→ Prompt:
All entries must be repeated exactly; do not include the pictures.

Extracted records:
╭──
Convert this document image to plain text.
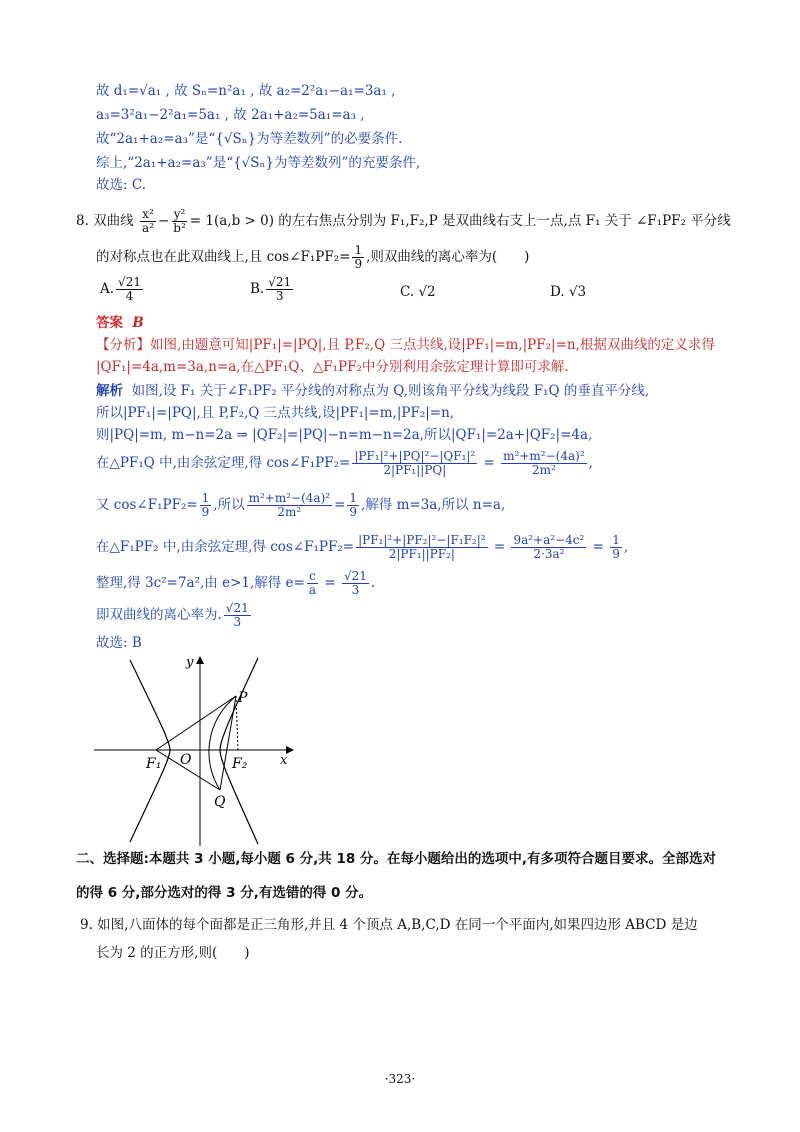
故 d₁=√a₁ , 故 Sₙ=n²a₁ , 故 a₂=2²a₁−a₁=3a₁ ,
a₃=3²a₁−2²a₁=5a₁ , 故 2a₁+a₂=5a₁=a₃ ,
故“2a₁+a₂=a₃”是“{√Sₙ}为等差数列”的必要条件.
综上,“2a₁+a₂=a₃”是“{√Sₙ}为等差数列”的充要条件,
故选: C.
8. 双曲线 $\frac{\text{x²}}{\text{a²}} - \frac{\text{y²}}{\text{b²}} = 1(a,b > 0)$ 的左右焦点分别为 F₁,F₂,P 是双曲线右支上一点,点 F₁ 关于 ∠F₁PF₂ 平分线
的对称点也在此双曲线上,且 cos∠F₁PF₂= $\frac{1}{9}$ ,则双曲线的离心率为(　　)
A. $\frac{√21}{4}$	B. $\frac{√21}{3}$	C. √2	D. √3
答案 B
【分析】如图,由题意可知|PF₁|=|PQ|,且 P,F₂,Q 三点共线,设|PF₁|=m,|PF₂|=n,根据双曲线的定义求得
|QF₁|=4a,m=3a,n=a,在△PF₁Q、△F₁PF₂中分别利用余弦定理计算即可求解.
解析 如图,设 F₁ 关于∠F₁PF₂ 平分线的对称点为 Q,则该角平分线为线段 F₁Q 的垂直平分线,
所以|PF₁|=|PQ|,且 P,F₂,Q 三点共线,设|PF₁|=m,|PF₂|=n,
则|PQ|=m, m−n=2a ⇒ |QF₂|=|PQ|−n=m−n=2a,所以|QF₁|=2a+|QF₂|=4a,
在△PF₁Q 中,由余弦定理,得 cos∠F₁PF₂= $\frac{\text{|PF₁|²+|PQ|²−|QF₁|²}}{\text{2|PF₁||PQ|}} = \frac{\text{m²+m²−(4a)²}}{\text{2m²}}$ ,
又 cos∠F₁PF₂= $\frac{1}{9}$ ,所以 $\frac{\text{m²+m²−(4a)²}}{\text{2m²}} = \frac{1}{9}$ ,解得 m=3a,所以 n=a,
在△F₁PF₂ 中,由余弦定理,得 cos∠F₁PF₂= $\frac{\text{|PF₁|²+|PF₂|²−|F₁F₂|²}}{\text{2|PF₁||PF₂|}} = \frac{\text{9a²+a²−4c²}}{\text{2·3a²}} = \frac{1}{9}$ ,
整理,得 3c²=7a²,由 e>1,解得 $e= \frac{c}{a} = \frac{√21}{3}$ .
即双曲线的离心率为. $\frac{√21}{3}$
故选: B
y
x
P
O
F₁	F₂
Q
二、选择题:本题共 3 小题,每小题 6 分,共 18 分。在每小题给出的选项中,有多项符合题目要求。全部选对
的得 6 分,部分选对的得 3 分,有选错的得 0 分。
9. 如图,八面体的每个面都是正三角形,并且 4 个顶点 A,B,C,D 在同一个平面内,如果四边形 ABCD 是边
长为 2 的正方形,则(　　)
·323·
╰──
→ Solution for this exercise:
Convert this document image to plain text.
故 d₁=√a₁ , 故 Sₙ=n²a₁ , 故 a₂=2²a₁−a₁=3a₁ ,
a₃=3²a₁−2²a₁=5a₁ , 故 2a₁+a₂=5a₁=a₃ ,
故“2a₁+a₂=a₃”是“{√Sₙ}为等差数列”的必要条件.
综上,“2a₁+a₂=a₃”是“{√Sₙ}为等差数列”的充要条件,
故选: C.
8. 双曲线 $\frac{\text{x²}}{\text{a²}} - \frac{\text{y²}}{\text{b²}} = 1(a,b > 0)$ 的左右焦点分别为 F₁,F₂,P 是双曲线右支上一点,点 F₁ 关于 ∠F₁PF₂ 平分线
的对称点也在此双曲线上,且 cos∠F₁PF₂= $\frac{1}{9}$ ,则双曲线的离心率为(　　)
A. $\frac{√21}{4}$	B. $\frac{√21}{3}$	C. √2	D. √3
答案 B
【分析】如图,由题意可知|PF₁|=|PQ|,且 P,F₂,Q 三点共线,设|PF₁|=m,|PF₂|=n,根据双曲线的定义求得
|QF₁|=4a,m=3a,n=a,在△PF₁Q、△F₁PF₂中分别利用余弦定理计算即可求解.
解析 如图,设 F₁ 关于∠F₁PF₂ 平分线的对称点为 Q,则该角平分线为线段 F₁Q 的垂直平分线,
所以|PF₁|=|PQ|,且 P,F₂,Q 三点共线,设|PF₁|=m,|PF₂|=n,
则|PQ|=m, m−n=2a ⇒ |QF₂|=|PQ|−n=m−n=2a,所以|QF₁|=2a+|QF₂|=4a,
在△PF₁Q 中,由余弦定理,得 cos∠F₁PF₂= $\frac{\text{|PF₁|²+|PQ|²−|QF₁|²}}{\text{2|PF₁||PQ|}} = \frac{\text{m²+m²−(4a)²}}{\text{2m²}}$ ,
又 cos∠F₁PF₂= $\frac{1}{9}$ ,所以 $\frac{\text{m²+m²−(4a)²}}{\text{2m²}} = \frac{1}{9}$ ,解得 m=3a,所以 n=a,
在△F₁PF₂ 中,由余弦定理,得 cos∠F₁PF₂= $\frac{\text{|PF₁|²+|PF₂|²−|F₁F₂|²}}{\text{2|PF₁||PF₂|}} = \frac{\text{9a²+a²−4c²}}{\text{2·3a²}} = \frac{1}{9}$ ,
整理,得 3c²=7a²,由 e>1,解得 $e= \frac{c}{a} = \frac{√21}{3}$ .
即双曲线的离心率为. $\frac{√21}{3}$
故选: B
y
x
P
O
F₁	F₂
Q
二、选择题:本题共 3 小题,每小题 6 分,共 18 分。在每小题给出的选项中,有多项符合题目要求。全部选对
的得 6 分,部分选对的得 3 分,有选错的得 0 分。
9. 如图,八面体的每个面都是正三角形,并且 4 个顶点 A,B,C,D 在同一个平面内,如果四边形 ABCD 是边
长为 2 的正方形,则(　　)
·323·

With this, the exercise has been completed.